--- START MATERIAL SUPPLIED ---
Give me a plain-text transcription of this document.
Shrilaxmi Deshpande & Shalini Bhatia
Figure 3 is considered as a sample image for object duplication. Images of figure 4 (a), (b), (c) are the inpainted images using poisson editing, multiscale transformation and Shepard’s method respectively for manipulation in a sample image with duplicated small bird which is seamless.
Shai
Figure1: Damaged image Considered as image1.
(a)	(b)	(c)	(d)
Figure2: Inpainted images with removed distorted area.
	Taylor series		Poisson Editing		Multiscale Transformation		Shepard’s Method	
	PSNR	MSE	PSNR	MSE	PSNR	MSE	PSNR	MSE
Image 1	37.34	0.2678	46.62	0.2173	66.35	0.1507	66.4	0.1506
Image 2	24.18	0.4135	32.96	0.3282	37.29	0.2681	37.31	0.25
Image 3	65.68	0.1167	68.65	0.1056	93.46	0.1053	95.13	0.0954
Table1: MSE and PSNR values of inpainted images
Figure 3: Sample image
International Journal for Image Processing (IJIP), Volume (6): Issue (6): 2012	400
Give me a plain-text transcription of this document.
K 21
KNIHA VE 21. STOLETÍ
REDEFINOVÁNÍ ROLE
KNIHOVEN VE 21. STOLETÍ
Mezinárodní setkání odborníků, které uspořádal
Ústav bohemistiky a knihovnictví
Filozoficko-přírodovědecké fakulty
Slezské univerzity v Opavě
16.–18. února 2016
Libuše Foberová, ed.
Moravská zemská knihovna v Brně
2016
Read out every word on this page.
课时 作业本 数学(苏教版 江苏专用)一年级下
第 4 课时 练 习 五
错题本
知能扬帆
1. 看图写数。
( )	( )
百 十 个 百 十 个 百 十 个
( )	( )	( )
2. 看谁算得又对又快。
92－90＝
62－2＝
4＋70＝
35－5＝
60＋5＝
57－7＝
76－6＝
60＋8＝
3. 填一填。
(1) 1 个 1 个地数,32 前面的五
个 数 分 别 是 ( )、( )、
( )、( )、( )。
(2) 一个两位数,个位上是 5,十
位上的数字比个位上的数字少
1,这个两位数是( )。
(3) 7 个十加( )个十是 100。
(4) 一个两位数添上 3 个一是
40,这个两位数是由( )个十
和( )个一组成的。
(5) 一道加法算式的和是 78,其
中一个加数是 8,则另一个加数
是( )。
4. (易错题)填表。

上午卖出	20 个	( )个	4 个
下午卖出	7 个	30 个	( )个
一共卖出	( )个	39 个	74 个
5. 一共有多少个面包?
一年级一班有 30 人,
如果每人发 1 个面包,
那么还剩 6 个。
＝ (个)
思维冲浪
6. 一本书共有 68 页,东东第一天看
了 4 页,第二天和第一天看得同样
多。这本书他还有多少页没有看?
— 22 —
--- END MATERIAL SUPPLIED ---
*WORK TO COMPLETE:* Gather up every line in the data above that contains the word "PSNR", copying each one.

*WORKED SOLUTION:*
	PSNR	MSE	PSNR	MSE	PSNR	MSE	PSNR	MSE
Table1: MSE and PSNR values of inpainted images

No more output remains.